Pictures do not belong in the copy; restate the records below word for word.

| DATA IN THIS EXERCISE |

——

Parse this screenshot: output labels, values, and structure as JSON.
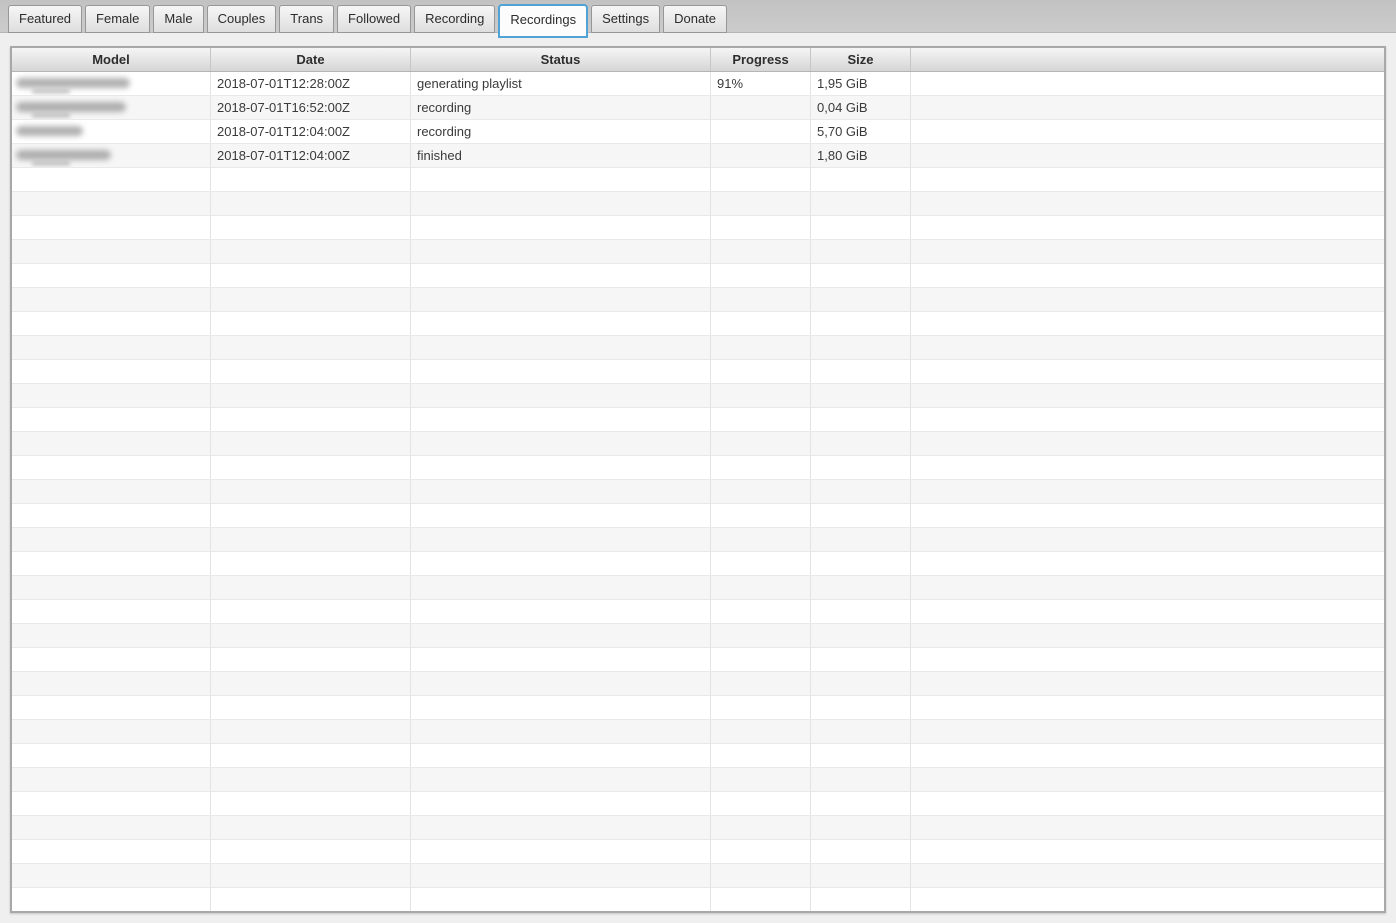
{
  "tabs": {
    "items": [
      {
        "label": "Featured",
        "active": false
      },
      {
        "label": "Female",
        "active": false
      },
      {
        "label": "Male",
        "active": false
      },
      {
        "label": "Couples",
        "active": false
      },
      {
        "label": "Trans",
        "active": false
      },
      {
        "label": "Followed",
        "active": false
      },
      {
        "label": "Recording",
        "active": false
      },
      {
        "label": "Recordings",
        "active": true
      },
      {
        "label": "Settings",
        "active": false
      },
      {
        "label": "Donate",
        "active": false
      }
    ]
  },
  "table": {
    "columns": [
      {
        "id": "model",
        "label": "Model"
      },
      {
        "id": "date",
        "label": "Date"
      },
      {
        "id": "status",
        "label": "Status"
      },
      {
        "id": "progress",
        "label": "Progress"
      },
      {
        "id": "size",
        "label": "Size"
      },
      {
        "id": "filler",
        "label": ""
      }
    ],
    "rows": [
      {
        "model": "",
        "model_redacted": true,
        "blur_width": 114,
        "has_underline": true,
        "date": "2018-07-01T12:28:00Z",
        "status": "generating playlist",
        "progress": "91%",
        "size": "1,95 GiB"
      },
      {
        "model": "",
        "model_redacted": true,
        "blur_width": 110,
        "has_underline": true,
        "date": "2018-07-01T16:52:00Z",
        "status": "recording",
        "progress": "",
        "size": "0,04 GiB"
      },
      {
        "model": "",
        "model_redacted": true,
        "blur_width": 67,
        "has_underline": false,
        "date": "2018-07-01T12:04:00Z",
        "status": "recording",
        "progress": "",
        "size": "5,70 GiB"
      },
      {
        "model": "",
        "model_redacted": true,
        "blur_width": 95,
        "has_underline": true,
        "date": "2018-07-01T12:04:00Z",
        "status": "finished",
        "progress": "",
        "size": "1,80 GiB"
      }
    ],
    "visible_row_count": 35
  },
  "colors": {
    "accent_active_tab_border": "#4fa3d6",
    "tabbar_background": "#c9c9c9",
    "content_background": "#efefef",
    "table_border": "#a8a8a8",
    "header_gradient_top": "#f5f5f5",
    "header_gradient_bottom": "#d6d6d6",
    "row_background": "#ffffff",
    "row_alt_background": "#f6f6f6"
  }
}
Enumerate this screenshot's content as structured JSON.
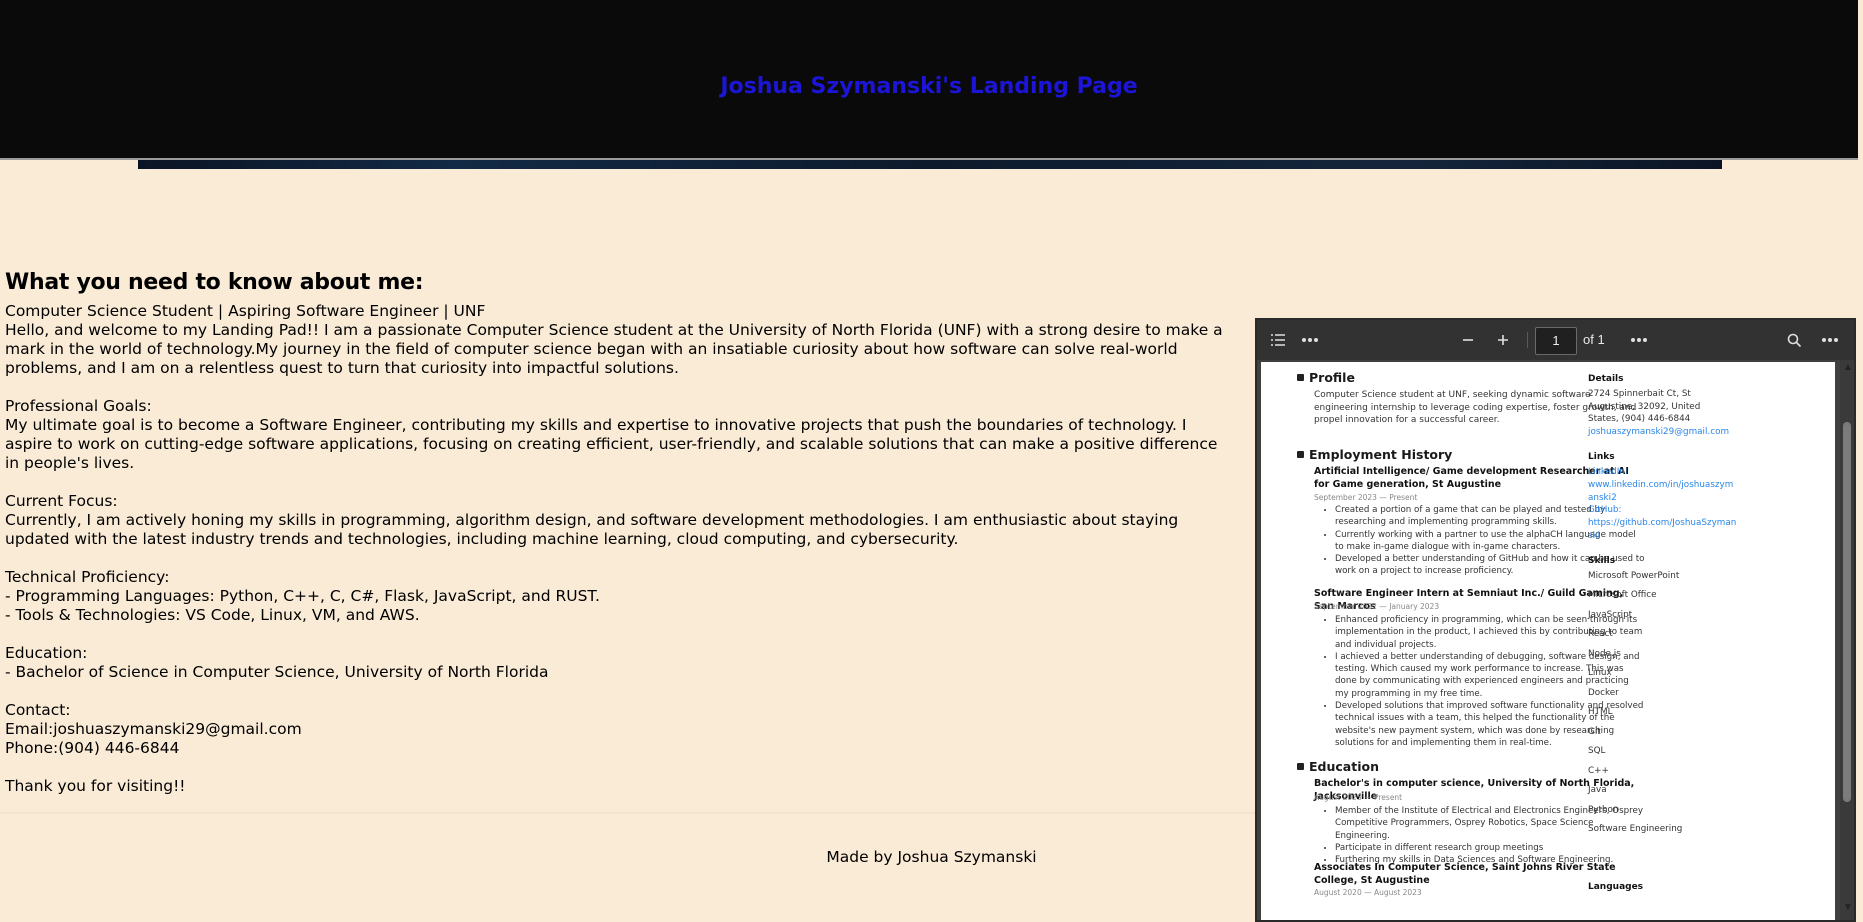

——

| RESULT FOR THIS EXERCISE |
Parse this screenshot: output labels, values, and structure as JSON.
{
  "tabs": {
    "items": [
      {
        "label": "Featured",
        "active": false
      },
      {
        "label": "Female",
        "active": false
      },
      {
        "label": "Male",
        "active": false
      },
      {
        "label": "Couples",
        "active": false
      },
      {
        "label": "Trans",
        "active": false
      },
      {
        "label": "Followed",
        "active": false
      },
      {
        "label": "Recording",
        "active": false
      },
      {
        "label": "Recordings",
        "active": true
      },
      {
        "label": "Settings",
        "active": false
      },
      {
        "label": "Donate",
        "active": false
      }
    ]
  },
  "table": {
    "columns": [
      {
        "id": "model",
        "label": "Model"
      },
      {
        "id": "date",
        "label": "Date"
      },
      {
        "id": "status",
        "label": "Status"
      },
      {
        "id": "progress",
        "label": "Progress"
      },
      {
        "id": "size",
        "label": "Size"
      },
      {
        "id": "filler",
        "label": ""
      }
    ],
    "rows": [
      {
        "model": "",
        "model_redacted": true,
        "blur_width": 114,
        "has_underline": true,
        "date": "2018-07-01T12:28:00Z",
        "status": "generating playlist",
        "progress": "91%",
        "size": "1,95 GiB"
      },
      {
        "model": "",
        "model_redacted": true,
        "blur_width": 110,
        "has_underline": true,
        "date": "2018-07-01T16:52:00Z",
        "status": "recording",
        "progress": "",
        "size": "0,04 GiB"
      },
      {
        "model": "",
        "model_redacted": true,
        "blur_width": 67,
        "has_underline": false,
        "date": "2018-07-01T12:04:00Z",
        "status": "recording",
        "progress": "",
        "size": "5,70 GiB"
      },
      {
        "model": "",
        "model_redacted": true,
        "blur_width": 95,
        "has_underline": true,
        "date": "2018-07-01T12:04:00Z",
        "status": "finished",
        "progress": "",
        "size": "1,80 GiB"
      }
    ],
    "visible_row_count": 35
  },
  "colors": {
    "accent_active_tab_border": "#4fa3d6",
    "tabbar_background": "#c9c9c9",
    "content_background": "#efefef",
    "table_border": "#a8a8a8",
    "header_gradient_top": "#f5f5f5",
    "header_gradient_bottom": "#d6d6d6",
    "row_background": "#ffffff",
    "row_alt_background": "#f6f6f6"
  }
}
Enumerate this screenshot's content as structured JSON.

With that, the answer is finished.